= GIVEN REQUEST =
From the entries below, list each line with "PRCC".

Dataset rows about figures
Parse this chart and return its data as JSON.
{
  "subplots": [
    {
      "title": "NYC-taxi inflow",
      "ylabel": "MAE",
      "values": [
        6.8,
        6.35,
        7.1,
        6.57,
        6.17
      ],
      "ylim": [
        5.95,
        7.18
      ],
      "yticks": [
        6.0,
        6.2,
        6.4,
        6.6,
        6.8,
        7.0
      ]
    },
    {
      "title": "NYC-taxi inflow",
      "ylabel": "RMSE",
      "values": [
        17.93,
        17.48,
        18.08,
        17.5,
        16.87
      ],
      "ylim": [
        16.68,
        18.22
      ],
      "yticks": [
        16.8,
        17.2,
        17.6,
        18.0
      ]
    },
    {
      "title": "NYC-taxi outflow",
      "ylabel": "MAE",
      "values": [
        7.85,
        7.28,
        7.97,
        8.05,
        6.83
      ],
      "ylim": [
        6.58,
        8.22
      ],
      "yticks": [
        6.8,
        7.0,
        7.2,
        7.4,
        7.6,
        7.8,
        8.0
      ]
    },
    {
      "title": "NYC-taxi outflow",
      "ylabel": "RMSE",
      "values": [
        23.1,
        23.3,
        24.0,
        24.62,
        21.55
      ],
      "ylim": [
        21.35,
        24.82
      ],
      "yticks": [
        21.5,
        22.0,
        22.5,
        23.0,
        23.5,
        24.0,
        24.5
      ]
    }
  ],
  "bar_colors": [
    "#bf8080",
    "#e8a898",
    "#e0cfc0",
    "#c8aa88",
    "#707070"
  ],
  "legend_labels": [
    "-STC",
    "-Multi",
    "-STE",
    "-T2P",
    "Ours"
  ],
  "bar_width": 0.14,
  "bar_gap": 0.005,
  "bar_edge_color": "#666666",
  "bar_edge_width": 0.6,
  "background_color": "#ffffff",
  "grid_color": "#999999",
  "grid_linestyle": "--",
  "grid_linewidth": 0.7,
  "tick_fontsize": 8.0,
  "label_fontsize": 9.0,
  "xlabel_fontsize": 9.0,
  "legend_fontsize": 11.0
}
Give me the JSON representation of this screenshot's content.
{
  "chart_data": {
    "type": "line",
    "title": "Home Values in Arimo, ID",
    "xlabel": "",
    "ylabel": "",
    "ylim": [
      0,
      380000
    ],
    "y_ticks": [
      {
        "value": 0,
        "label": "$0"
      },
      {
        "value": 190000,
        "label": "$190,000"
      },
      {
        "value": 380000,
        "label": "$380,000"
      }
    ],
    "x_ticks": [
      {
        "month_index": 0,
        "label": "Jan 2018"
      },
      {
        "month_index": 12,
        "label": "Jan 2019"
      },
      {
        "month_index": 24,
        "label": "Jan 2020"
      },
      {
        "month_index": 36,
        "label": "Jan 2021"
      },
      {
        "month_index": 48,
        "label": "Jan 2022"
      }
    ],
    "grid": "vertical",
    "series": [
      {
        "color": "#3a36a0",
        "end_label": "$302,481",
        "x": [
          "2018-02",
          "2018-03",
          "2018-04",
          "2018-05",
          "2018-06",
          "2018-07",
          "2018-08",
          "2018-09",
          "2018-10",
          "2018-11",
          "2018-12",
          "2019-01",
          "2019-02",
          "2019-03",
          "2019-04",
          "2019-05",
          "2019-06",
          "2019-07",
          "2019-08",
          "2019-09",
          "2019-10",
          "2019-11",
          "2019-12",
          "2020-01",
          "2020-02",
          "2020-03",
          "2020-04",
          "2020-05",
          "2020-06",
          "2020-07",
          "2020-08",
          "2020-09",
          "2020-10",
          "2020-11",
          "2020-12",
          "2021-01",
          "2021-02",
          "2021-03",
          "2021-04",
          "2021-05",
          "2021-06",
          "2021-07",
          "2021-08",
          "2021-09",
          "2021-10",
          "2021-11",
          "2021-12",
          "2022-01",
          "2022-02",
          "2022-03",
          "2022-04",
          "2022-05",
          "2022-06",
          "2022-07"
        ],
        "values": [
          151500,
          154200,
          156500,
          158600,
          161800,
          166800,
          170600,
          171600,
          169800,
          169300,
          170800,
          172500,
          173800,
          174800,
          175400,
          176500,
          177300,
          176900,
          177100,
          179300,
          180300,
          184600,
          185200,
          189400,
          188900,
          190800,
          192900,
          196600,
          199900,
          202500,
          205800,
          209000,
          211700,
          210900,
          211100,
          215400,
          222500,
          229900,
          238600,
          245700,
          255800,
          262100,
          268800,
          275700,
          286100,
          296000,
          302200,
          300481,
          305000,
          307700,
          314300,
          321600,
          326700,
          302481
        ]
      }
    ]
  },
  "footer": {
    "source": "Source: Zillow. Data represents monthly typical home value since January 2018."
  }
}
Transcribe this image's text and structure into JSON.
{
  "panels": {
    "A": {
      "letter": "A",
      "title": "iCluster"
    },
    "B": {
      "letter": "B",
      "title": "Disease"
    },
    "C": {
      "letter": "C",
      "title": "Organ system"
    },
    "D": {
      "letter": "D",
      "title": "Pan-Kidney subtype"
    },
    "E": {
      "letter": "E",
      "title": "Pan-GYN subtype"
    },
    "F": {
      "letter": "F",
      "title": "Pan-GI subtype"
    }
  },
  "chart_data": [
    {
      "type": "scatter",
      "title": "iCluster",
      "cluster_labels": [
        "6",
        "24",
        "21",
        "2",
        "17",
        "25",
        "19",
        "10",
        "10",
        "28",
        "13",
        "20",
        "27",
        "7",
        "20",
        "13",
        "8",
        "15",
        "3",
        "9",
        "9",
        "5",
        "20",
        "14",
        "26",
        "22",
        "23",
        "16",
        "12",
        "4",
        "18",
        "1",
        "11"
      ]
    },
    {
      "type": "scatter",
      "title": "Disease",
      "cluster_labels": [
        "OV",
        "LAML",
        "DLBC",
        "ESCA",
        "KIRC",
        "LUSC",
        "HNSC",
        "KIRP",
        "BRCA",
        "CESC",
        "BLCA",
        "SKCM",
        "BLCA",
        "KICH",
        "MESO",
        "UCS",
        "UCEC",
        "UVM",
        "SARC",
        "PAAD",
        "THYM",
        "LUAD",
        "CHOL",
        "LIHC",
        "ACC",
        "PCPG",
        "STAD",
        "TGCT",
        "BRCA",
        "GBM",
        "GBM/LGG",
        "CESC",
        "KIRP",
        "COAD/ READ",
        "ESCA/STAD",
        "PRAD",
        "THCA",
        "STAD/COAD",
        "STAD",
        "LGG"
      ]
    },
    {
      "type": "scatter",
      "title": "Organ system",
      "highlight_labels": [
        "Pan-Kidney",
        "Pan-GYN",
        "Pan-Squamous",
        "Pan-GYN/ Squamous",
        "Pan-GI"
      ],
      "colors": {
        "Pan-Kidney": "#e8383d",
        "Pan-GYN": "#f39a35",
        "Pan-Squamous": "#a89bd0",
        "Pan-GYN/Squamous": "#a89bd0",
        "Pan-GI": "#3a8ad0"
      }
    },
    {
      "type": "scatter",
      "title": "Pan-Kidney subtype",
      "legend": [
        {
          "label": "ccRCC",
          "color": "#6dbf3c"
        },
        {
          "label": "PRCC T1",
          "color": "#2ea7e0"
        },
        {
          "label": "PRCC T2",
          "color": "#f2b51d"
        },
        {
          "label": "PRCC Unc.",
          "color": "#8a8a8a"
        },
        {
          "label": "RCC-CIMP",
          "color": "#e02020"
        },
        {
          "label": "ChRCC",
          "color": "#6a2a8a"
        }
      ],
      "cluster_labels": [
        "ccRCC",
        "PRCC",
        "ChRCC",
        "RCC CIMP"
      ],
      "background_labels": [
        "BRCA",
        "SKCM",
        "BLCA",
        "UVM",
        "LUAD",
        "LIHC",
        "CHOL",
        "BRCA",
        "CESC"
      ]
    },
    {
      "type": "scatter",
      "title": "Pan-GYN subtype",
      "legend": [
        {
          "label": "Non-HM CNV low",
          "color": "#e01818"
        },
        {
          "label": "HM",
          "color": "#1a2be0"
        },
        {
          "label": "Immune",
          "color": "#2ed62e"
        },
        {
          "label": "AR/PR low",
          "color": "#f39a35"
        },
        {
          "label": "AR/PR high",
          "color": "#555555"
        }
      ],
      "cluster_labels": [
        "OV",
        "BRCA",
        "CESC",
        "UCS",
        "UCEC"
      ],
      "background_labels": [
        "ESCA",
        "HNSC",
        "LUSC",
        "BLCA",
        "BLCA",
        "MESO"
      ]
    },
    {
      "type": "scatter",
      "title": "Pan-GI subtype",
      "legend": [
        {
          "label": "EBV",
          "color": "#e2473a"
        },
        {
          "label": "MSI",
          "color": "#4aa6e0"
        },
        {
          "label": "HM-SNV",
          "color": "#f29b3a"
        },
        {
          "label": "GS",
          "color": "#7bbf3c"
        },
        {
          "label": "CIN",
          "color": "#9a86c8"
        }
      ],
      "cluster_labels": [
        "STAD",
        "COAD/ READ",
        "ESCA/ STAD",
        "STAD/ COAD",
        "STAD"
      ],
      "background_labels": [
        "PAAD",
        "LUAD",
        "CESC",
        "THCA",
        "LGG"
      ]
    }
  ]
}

= WRITTEN SOLUTION =
          "label": "PRCC T1",
          "label": "PRCC T2",
          "label": "PRCC Unc.",
        "PRCC",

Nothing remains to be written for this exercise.